- _Aim_:
Count the lines below that contain the word "team", and reply with that number alone.

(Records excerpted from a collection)
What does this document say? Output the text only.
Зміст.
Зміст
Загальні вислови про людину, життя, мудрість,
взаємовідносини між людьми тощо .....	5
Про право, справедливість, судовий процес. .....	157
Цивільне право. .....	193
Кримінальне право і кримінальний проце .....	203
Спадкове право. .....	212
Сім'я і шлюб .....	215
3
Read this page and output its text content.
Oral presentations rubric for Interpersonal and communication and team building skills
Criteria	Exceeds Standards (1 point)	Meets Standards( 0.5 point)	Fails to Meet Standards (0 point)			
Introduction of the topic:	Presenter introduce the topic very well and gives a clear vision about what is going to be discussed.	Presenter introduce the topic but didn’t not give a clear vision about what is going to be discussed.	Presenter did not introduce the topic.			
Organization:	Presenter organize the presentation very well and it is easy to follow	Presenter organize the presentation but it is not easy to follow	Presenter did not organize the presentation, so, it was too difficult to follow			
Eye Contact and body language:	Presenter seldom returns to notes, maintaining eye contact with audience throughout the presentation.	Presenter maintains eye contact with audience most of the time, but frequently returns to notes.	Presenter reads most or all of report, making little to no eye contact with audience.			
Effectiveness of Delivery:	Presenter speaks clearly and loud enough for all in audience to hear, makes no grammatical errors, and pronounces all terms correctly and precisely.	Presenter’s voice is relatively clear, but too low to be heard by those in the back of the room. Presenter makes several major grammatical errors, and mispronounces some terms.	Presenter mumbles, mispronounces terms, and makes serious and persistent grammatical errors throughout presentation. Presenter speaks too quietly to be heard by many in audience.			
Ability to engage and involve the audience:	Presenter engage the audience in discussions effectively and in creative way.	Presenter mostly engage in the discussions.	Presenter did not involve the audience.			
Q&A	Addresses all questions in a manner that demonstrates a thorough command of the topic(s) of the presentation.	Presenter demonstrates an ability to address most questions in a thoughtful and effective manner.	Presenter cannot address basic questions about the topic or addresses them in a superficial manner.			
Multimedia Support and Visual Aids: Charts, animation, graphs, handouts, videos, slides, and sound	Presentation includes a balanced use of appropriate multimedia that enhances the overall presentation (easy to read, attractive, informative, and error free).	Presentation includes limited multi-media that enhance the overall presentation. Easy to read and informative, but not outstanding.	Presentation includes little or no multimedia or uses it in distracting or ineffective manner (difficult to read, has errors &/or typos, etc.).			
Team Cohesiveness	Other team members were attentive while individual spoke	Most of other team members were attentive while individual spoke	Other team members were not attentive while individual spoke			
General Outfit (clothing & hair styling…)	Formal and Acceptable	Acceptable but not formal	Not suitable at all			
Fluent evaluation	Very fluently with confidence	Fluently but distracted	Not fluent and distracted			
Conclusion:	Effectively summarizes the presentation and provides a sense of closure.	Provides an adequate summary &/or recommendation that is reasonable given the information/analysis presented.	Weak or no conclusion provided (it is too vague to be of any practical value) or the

- _Exercise output_:
2